- [What the exercise asks] Gather every line holding the string "TUTA".

- [Data for processing]
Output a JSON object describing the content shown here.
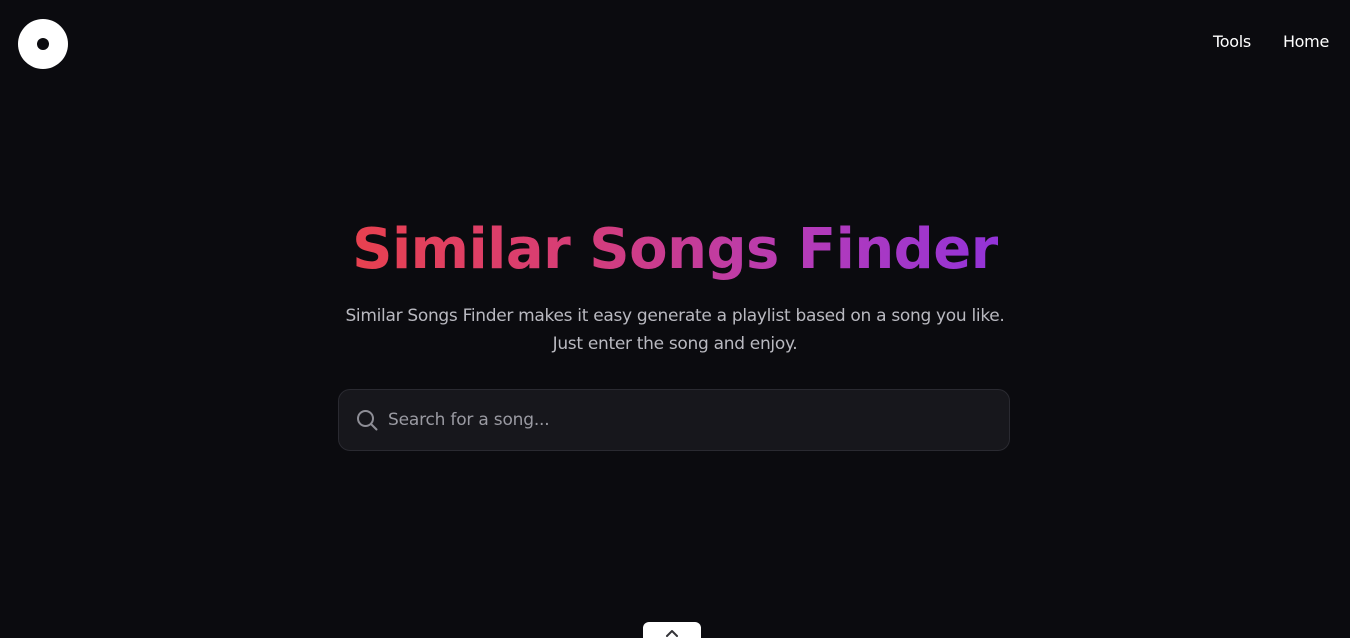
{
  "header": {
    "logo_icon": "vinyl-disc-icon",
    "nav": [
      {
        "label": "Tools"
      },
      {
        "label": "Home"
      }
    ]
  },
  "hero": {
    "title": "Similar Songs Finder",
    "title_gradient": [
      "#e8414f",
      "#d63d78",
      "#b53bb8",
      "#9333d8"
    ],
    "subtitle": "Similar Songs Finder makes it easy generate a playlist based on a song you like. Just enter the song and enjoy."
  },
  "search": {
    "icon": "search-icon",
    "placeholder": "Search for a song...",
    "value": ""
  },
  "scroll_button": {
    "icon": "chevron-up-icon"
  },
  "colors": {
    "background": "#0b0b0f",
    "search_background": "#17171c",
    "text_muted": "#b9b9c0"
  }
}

...

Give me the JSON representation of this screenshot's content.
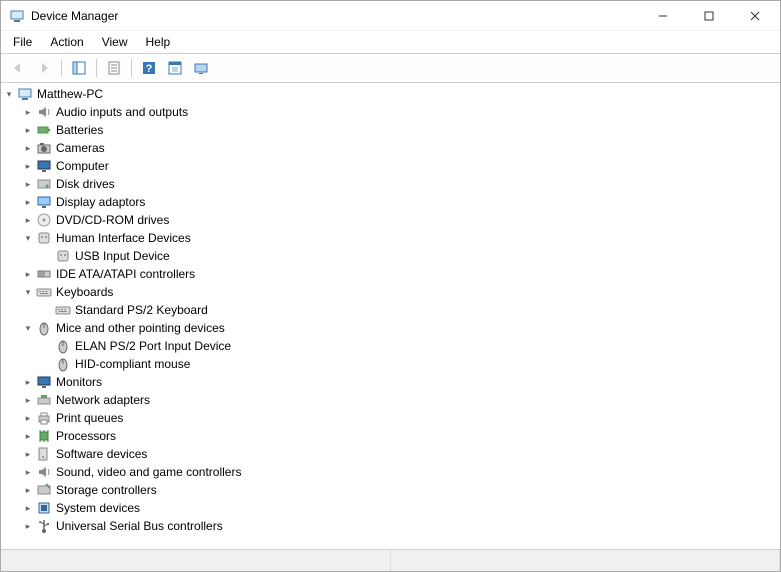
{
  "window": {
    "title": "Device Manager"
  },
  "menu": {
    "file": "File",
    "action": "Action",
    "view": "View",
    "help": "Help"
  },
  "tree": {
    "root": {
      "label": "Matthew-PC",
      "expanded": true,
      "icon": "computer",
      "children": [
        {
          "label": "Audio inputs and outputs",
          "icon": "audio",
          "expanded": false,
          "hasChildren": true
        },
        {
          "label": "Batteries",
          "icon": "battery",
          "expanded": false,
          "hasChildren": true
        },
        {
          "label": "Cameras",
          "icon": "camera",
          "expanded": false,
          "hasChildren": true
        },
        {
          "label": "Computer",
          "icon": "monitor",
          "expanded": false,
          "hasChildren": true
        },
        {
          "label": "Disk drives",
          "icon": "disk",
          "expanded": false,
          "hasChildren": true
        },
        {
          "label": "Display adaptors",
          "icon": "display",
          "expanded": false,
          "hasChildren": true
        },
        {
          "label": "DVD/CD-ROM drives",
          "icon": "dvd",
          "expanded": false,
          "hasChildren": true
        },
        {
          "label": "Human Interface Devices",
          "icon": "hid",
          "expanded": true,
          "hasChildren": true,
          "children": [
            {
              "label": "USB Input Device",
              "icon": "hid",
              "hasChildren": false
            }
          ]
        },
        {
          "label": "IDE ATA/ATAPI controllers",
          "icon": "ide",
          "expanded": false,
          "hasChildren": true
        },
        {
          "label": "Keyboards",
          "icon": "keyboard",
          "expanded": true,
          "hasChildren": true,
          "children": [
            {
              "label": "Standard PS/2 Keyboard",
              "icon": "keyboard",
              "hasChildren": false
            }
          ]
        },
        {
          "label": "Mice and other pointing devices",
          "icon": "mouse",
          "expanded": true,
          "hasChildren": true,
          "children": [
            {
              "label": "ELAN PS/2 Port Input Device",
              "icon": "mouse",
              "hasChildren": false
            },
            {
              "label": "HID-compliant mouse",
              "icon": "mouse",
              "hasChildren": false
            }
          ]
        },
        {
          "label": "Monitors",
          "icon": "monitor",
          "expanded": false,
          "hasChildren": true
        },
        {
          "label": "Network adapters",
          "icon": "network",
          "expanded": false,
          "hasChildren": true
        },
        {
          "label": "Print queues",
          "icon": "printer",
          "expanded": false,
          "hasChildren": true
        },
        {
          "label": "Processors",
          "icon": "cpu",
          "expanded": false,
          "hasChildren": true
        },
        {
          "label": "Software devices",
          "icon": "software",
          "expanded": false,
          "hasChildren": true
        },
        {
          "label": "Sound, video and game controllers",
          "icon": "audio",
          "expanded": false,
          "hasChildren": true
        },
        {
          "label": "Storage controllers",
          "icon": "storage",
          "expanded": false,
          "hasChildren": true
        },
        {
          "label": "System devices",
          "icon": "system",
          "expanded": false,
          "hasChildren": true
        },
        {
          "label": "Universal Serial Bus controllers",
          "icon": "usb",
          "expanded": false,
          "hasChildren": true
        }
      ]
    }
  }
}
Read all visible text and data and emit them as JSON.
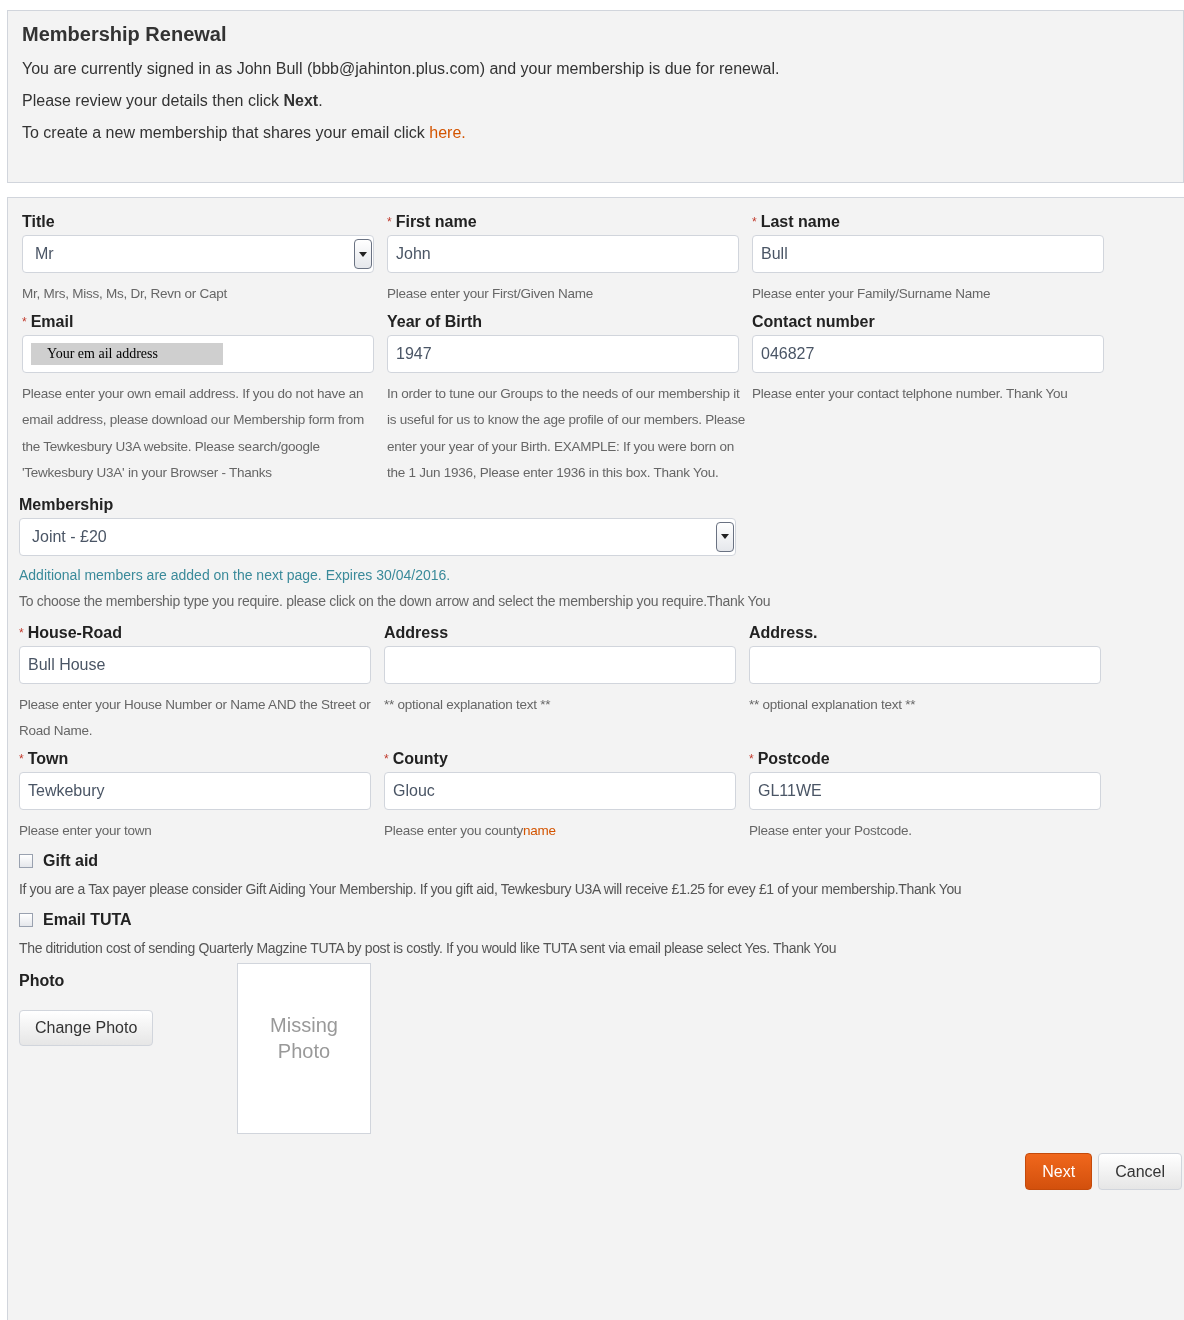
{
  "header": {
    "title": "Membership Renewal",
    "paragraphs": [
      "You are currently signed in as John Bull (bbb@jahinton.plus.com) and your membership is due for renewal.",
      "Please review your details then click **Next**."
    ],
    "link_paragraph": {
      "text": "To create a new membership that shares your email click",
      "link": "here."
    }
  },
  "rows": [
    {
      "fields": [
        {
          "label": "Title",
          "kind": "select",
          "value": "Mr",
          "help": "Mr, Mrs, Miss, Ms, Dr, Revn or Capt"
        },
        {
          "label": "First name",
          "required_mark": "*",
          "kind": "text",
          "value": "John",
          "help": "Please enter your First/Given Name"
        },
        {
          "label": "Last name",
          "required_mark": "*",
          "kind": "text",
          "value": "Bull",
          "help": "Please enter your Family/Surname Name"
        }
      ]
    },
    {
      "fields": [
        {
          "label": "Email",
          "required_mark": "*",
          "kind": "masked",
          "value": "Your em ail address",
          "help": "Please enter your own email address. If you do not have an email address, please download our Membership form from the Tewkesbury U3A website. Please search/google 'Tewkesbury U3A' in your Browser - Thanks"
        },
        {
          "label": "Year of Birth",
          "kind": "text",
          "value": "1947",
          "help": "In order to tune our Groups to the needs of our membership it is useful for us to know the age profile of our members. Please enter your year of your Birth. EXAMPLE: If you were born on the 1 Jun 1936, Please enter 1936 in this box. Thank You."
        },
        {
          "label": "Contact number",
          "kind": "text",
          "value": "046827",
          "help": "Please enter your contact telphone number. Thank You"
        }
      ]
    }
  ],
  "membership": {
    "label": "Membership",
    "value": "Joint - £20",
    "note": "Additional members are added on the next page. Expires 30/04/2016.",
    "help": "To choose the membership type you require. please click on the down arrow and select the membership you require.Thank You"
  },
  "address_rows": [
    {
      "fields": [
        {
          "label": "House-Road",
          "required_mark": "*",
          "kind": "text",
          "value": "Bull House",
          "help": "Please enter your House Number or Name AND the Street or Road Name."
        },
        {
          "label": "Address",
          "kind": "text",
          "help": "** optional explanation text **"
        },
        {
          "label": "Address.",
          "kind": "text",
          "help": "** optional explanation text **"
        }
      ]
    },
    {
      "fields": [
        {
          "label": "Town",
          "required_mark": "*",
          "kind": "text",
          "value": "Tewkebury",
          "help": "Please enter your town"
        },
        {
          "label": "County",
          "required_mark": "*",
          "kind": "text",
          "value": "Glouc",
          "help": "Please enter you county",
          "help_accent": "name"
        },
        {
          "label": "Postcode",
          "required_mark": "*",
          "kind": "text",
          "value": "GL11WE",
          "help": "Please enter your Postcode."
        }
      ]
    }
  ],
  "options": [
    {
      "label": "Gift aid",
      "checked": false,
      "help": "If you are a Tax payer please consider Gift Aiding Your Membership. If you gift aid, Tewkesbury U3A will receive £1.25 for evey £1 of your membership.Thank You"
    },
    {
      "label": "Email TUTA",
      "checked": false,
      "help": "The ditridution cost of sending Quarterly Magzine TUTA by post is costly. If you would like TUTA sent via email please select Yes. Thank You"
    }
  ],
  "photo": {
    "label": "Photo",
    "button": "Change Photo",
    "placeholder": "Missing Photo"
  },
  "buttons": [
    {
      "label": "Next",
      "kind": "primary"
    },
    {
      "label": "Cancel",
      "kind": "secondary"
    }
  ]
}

- [Worked answer]
      "label": "Email TUTA",
      "help": "The ditridution cost of sending Quarterly Magzine TUTA by post is costly. If you would like TUTA sent via email please select Yes. Thank You"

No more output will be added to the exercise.